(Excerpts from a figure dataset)

(begin)

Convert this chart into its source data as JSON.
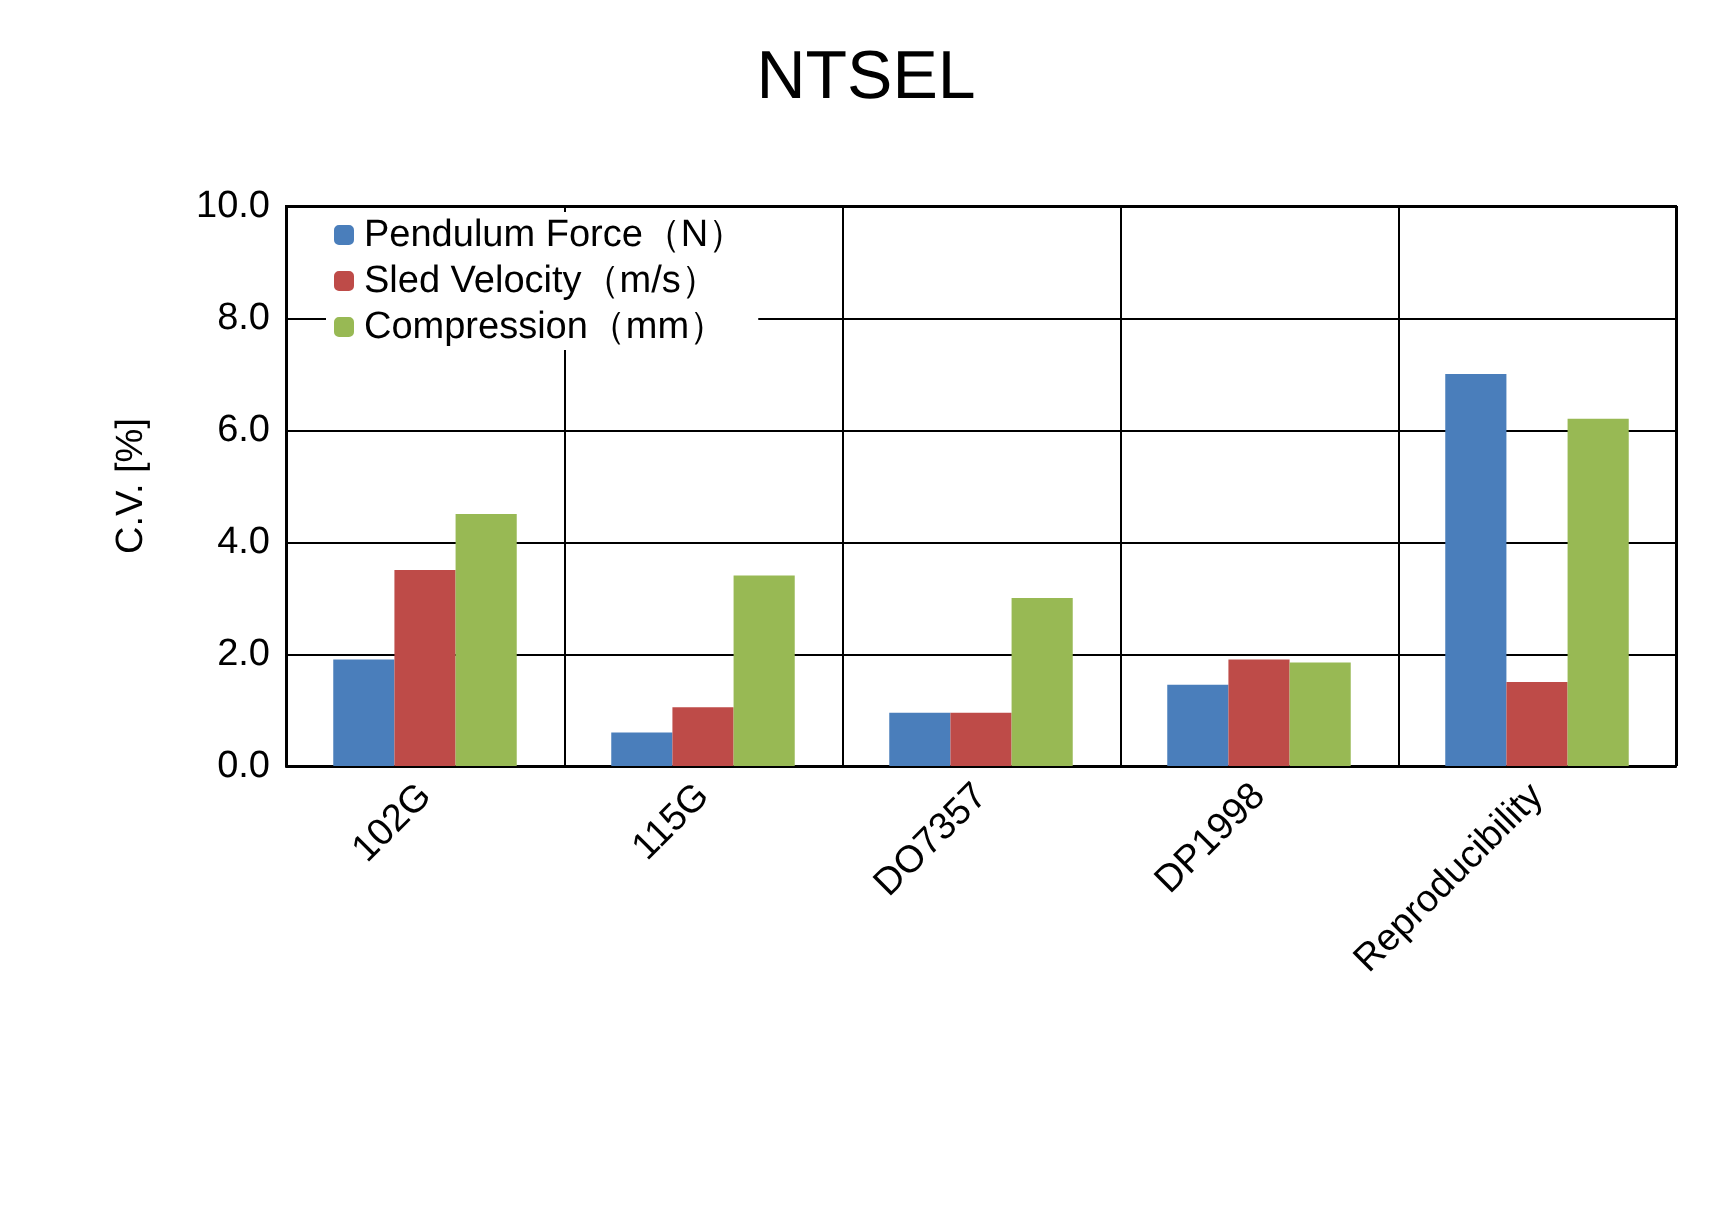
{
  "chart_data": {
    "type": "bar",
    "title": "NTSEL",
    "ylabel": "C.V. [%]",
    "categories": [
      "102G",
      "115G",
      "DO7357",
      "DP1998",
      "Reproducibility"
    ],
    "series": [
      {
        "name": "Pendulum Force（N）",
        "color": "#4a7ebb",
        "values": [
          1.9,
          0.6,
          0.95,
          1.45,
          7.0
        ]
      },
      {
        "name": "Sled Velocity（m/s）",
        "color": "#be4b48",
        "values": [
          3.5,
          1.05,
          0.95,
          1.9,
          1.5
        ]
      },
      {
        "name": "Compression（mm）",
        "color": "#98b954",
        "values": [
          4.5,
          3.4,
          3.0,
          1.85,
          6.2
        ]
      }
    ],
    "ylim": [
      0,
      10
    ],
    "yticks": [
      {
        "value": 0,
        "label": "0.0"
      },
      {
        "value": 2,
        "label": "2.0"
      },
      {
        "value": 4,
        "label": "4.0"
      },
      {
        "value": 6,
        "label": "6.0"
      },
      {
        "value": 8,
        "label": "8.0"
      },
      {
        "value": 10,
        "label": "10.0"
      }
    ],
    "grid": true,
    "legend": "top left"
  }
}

(end)
(begin)

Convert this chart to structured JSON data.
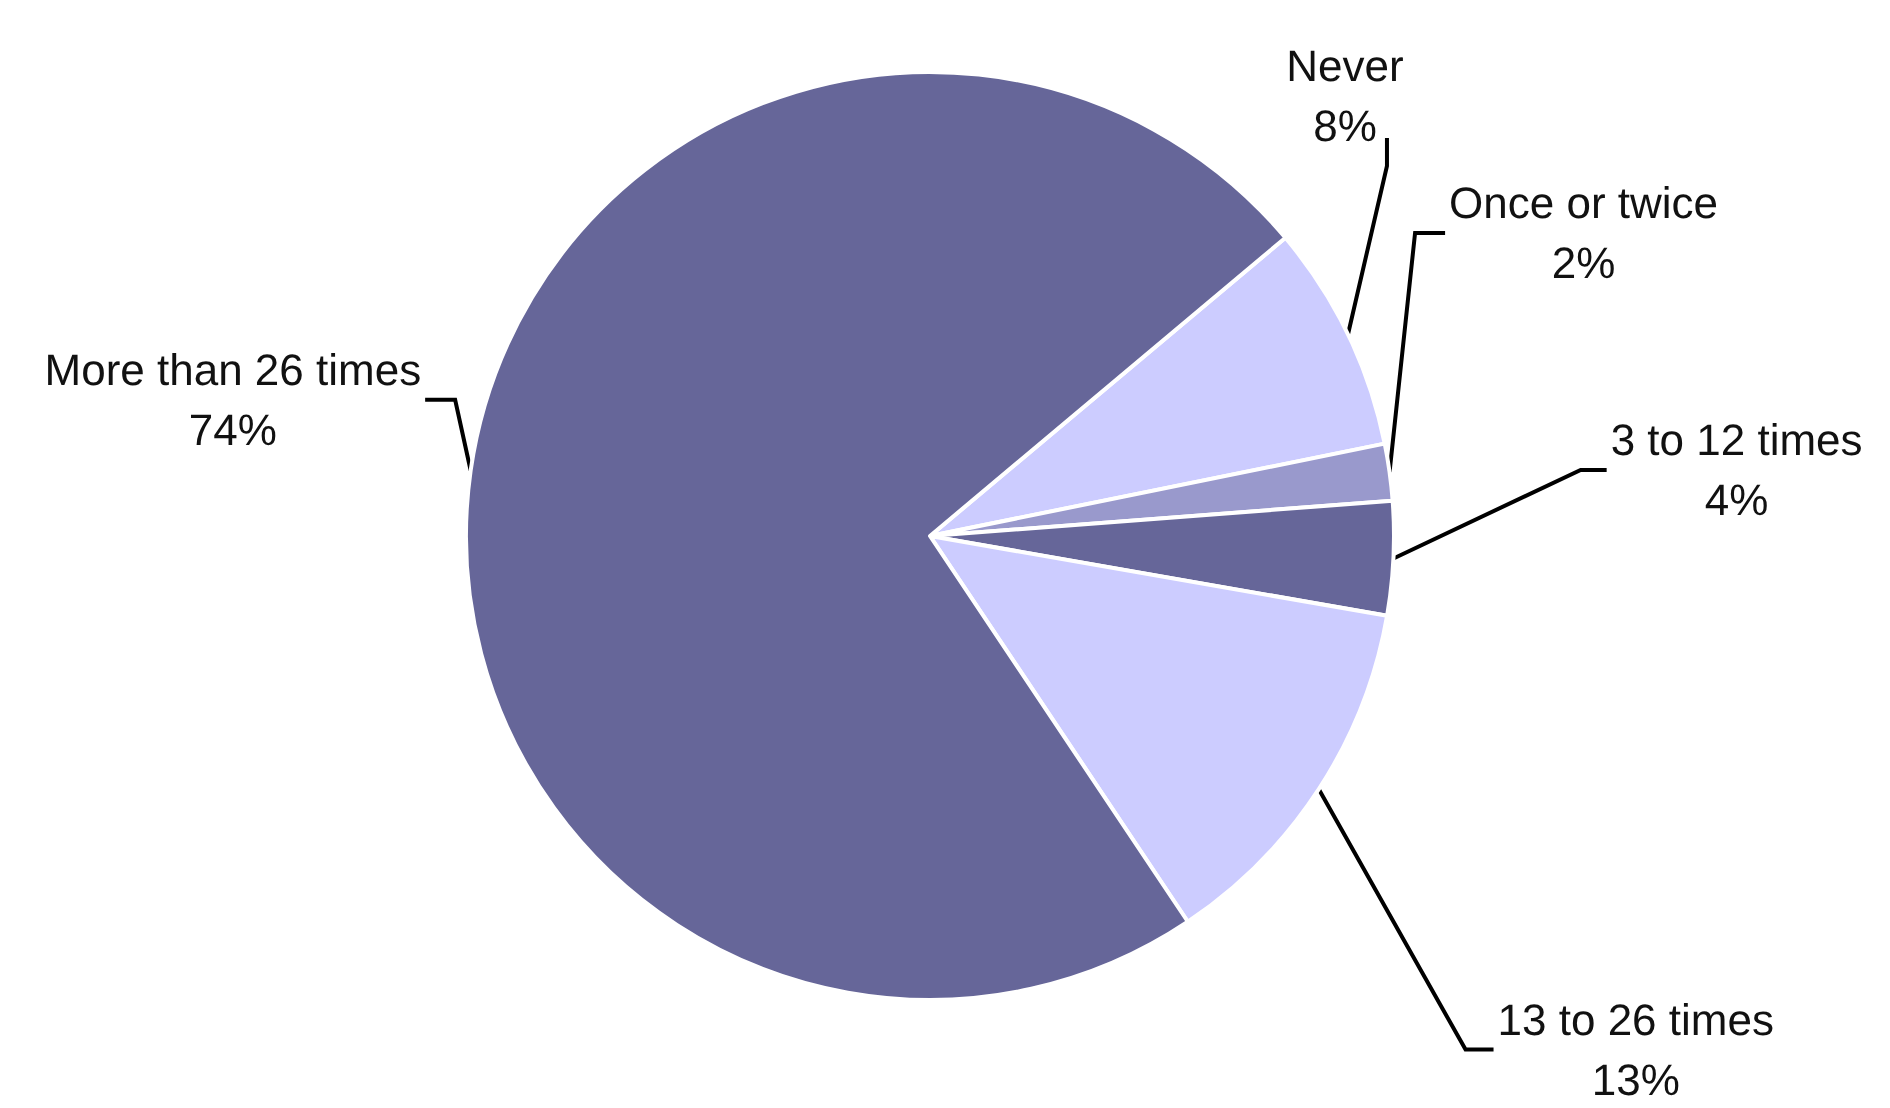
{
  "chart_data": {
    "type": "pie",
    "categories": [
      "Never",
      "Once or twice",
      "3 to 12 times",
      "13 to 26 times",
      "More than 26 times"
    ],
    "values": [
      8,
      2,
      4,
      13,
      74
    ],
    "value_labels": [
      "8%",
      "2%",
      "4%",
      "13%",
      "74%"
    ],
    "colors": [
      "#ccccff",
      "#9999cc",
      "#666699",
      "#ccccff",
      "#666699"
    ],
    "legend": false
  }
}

(end)
(begin)

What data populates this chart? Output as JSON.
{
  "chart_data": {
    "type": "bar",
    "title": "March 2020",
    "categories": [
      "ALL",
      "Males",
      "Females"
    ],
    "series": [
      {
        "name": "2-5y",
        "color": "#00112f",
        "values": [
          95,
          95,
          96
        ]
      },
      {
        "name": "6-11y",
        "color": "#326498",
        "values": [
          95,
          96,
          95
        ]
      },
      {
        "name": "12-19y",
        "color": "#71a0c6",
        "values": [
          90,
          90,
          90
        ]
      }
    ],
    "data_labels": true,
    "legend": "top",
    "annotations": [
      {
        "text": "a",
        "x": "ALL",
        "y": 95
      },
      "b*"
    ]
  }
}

(end)

What is being asked
In the entries above, find each line with the word "legend" and show it.

Complete output
    "legend": "top left"
    "legend": false
    "legend": "top",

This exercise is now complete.